>> Start Material
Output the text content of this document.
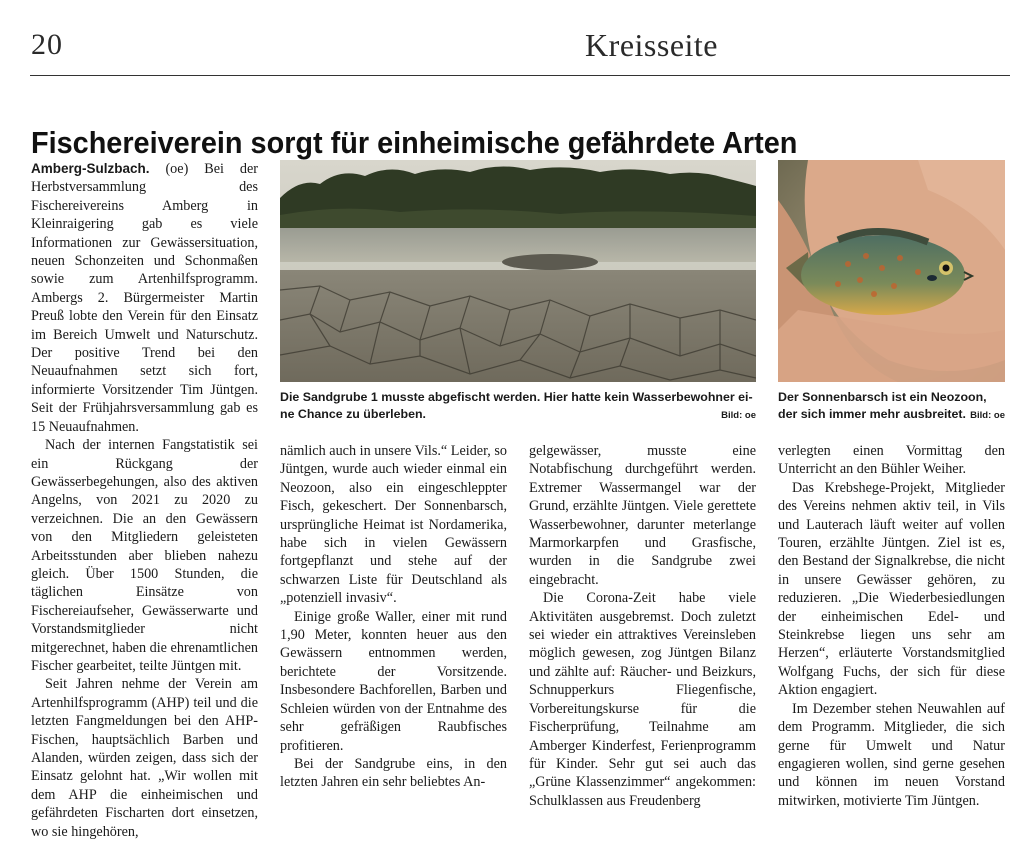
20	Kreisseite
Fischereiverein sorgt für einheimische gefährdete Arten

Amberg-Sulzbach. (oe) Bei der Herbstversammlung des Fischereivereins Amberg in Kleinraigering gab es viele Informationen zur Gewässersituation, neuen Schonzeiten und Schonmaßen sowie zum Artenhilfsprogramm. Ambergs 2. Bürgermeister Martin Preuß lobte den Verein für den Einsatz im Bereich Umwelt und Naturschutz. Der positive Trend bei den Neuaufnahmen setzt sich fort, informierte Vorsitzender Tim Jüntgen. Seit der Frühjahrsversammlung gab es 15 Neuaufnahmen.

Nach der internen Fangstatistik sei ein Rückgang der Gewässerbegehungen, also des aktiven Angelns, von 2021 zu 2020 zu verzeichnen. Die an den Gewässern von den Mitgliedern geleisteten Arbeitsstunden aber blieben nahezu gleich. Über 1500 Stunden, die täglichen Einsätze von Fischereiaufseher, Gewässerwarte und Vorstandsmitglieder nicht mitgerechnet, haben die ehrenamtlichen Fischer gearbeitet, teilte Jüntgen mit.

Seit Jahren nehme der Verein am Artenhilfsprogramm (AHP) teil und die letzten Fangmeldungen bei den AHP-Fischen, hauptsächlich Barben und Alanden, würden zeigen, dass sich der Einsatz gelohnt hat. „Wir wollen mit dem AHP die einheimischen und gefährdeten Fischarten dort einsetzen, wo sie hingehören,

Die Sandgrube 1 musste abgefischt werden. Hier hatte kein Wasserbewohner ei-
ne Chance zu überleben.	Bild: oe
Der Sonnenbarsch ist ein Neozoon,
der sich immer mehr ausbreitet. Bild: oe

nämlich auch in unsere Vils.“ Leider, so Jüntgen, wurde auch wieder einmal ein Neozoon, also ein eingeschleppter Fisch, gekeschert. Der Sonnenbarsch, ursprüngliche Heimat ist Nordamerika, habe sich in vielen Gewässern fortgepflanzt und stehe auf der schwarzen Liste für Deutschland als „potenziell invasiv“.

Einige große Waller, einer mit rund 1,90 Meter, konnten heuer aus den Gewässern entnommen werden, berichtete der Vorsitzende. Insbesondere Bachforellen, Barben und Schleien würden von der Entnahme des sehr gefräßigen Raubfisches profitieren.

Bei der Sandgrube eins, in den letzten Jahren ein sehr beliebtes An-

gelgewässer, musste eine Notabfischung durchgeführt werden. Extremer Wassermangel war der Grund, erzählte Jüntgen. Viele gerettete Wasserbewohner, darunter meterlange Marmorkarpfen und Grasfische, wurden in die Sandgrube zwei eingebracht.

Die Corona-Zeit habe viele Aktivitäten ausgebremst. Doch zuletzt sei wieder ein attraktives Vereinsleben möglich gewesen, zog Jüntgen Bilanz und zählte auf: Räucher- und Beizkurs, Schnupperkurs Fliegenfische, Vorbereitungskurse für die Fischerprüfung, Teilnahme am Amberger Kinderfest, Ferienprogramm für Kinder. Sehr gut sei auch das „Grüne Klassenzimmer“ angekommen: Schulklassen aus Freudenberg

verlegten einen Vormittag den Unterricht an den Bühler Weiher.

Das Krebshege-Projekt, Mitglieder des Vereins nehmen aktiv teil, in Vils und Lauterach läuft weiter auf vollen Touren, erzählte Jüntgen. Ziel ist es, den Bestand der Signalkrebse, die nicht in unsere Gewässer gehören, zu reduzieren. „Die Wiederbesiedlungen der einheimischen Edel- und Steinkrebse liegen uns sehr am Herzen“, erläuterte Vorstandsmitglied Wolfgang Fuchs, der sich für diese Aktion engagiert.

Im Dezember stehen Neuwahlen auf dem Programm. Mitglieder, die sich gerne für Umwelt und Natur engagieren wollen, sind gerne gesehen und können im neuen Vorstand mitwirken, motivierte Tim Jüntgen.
>> End Material
■ **Given request**: Your copy should match the entries exactly, minus the pictures.

■ **Final result**:
Output the text content of this document.
20	Kreisseite
Fischereiverein sorgt für einheimische gefährdete Arten

Amberg-Sulzbach. (oe) Bei der Herbstversammlung des Fischereivereins Amberg in Kleinraigering gab es viele Informationen zur Gewässersituation, neuen Schonzeiten und Schonmaßen sowie zum Artenhilfsprogramm. Ambergs 2. Bürgermeister Martin Preuß lobte den Verein für den Einsatz im Bereich Umwelt und Naturschutz. Der positive Trend bei den Neuaufnahmen setzt sich fort, informierte Vorsitzender Tim Jüntgen. Seit der Frühjahrsversammlung gab es 15 Neuaufnahmen.

Nach der internen Fangstatistik sei ein Rückgang der Gewässerbegehungen, also des aktiven Angelns, von 2021 zu 2020 zu verzeichnen. Die an den Gewässern von den Mitgliedern geleisteten Arbeitsstunden aber blieben nahezu gleich. Über 1500 Stunden, die täglichen Einsätze von Fischereiaufseher, Gewässerwarte und Vorstandsmitglieder nicht mitgerechnet, haben die ehrenamtlichen Fischer gearbeitet, teilte Jüntgen mit.

Seit Jahren nehme der Verein am Artenhilfsprogramm (AHP) teil und die letzten Fangmeldungen bei den AHP-Fischen, hauptsächlich Barben und Alanden, würden zeigen, dass sich der Einsatz gelohnt hat. „Wir wollen mit dem AHP die einheimischen und gefährdeten Fischarten dort einsetzen, wo sie hingehören,

Die Sandgrube 1 musste abgefischt werden. Hier hatte kein Wasserbewohner ei-
ne Chance zu überleben.	Bild: oe
Der Sonnenbarsch ist ein Neozoon,
der sich immer mehr ausbreitet. Bild: oe

nämlich auch in unsere Vils.“ Leider, so Jüntgen, wurde auch wieder einmal ein Neozoon, also ein eingeschleppter Fisch, gekeschert. Der Sonnenbarsch, ursprüngliche Heimat ist Nordamerika, habe sich in vielen Gewässern fortgepflanzt und stehe auf der schwarzen Liste für Deutschland als „potenziell invasiv“.

Einige große Waller, einer mit rund 1,90 Meter, konnten heuer aus den Gewässern entnommen werden, berichtete der Vorsitzende. Insbesondere Bachforellen, Barben und Schleien würden von der Entnahme des sehr gefräßigen Raubfisches profitieren.

Bei der Sandgrube eins, in den letzten Jahren ein sehr beliebtes An-

gelgewässer, musste eine Notabfischung durchgeführt werden. Extremer Wassermangel war der Grund, erzählte Jüntgen. Viele gerettete Wasserbewohner, darunter meterlange Marmorkarpfen und Grasfische, wurden in die Sandgrube zwei eingebracht.

Die Corona-Zeit habe viele Aktivitäten ausgebremst. Doch zuletzt sei wieder ein attraktives Vereinsleben möglich gewesen, zog Jüntgen Bilanz und zählte auf: Räucher- und Beizkurs, Schnupperkurs Fliegenfische, Vorbereitungskurse für die Fischerprüfung, Teilnahme am Amberger Kinderfest, Ferienprogramm für Kinder. Sehr gut sei auch das „Grüne Klassenzimmer“ angekommen: Schulklassen aus Freudenberg

verlegten einen Vormittag den Unterricht an den Bühler Weiher.

Das Krebshege-Projekt, Mitglieder des Vereins nehmen aktiv teil, in Vils und Lauterach läuft weiter auf vollen Touren, erzählte Jüntgen. Ziel ist es, den Bestand der Signalkrebse, die nicht in unsere Gewässer gehören, zu reduzieren. „Die Wiederbesiedlungen der einheimischen Edel- und Steinkrebse liegen uns sehr am Herzen“, erläuterte Vorstandsmitglied Wolfgang Fuchs, der sich für diese Aktion engagiert.

Im Dezember stehen Neuwahlen auf dem Programm. Mitglieder, die sich gerne für Umwelt und Natur engagieren wollen, sind gerne gesehen und können im neuen Vorstand mitwirken, motivierte Tim Jüntgen.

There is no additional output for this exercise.